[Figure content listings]
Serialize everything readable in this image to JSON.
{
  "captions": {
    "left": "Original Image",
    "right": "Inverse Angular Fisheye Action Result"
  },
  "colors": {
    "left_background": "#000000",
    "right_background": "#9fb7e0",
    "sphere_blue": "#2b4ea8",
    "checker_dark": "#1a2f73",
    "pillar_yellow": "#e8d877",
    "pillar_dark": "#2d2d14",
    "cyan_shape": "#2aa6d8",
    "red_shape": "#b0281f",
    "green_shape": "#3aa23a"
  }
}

▸ **Directive**:
Reproduce the full listing word for word.

▸ **Exercise solution**:
Serialize everything readable in this image to JSON.
{
  "captions": {
    "left": "Original Image",
    "right": "Inverse Angular Fisheye Action Result"
  },
  "colors": {
    "left_background": "#000000",
    "right_background": "#9fb7e0",
    "sphere_blue": "#2b4ea8",
    "checker_dark": "#1a2f73",
    "pillar_yellow": "#e8d877",
    "pillar_dark": "#2d2d14",
    "cyan_shape": "#2aa6d8",
    "red_shape": "#b0281f",
    "green_shape": "#3aa23a"
  }
}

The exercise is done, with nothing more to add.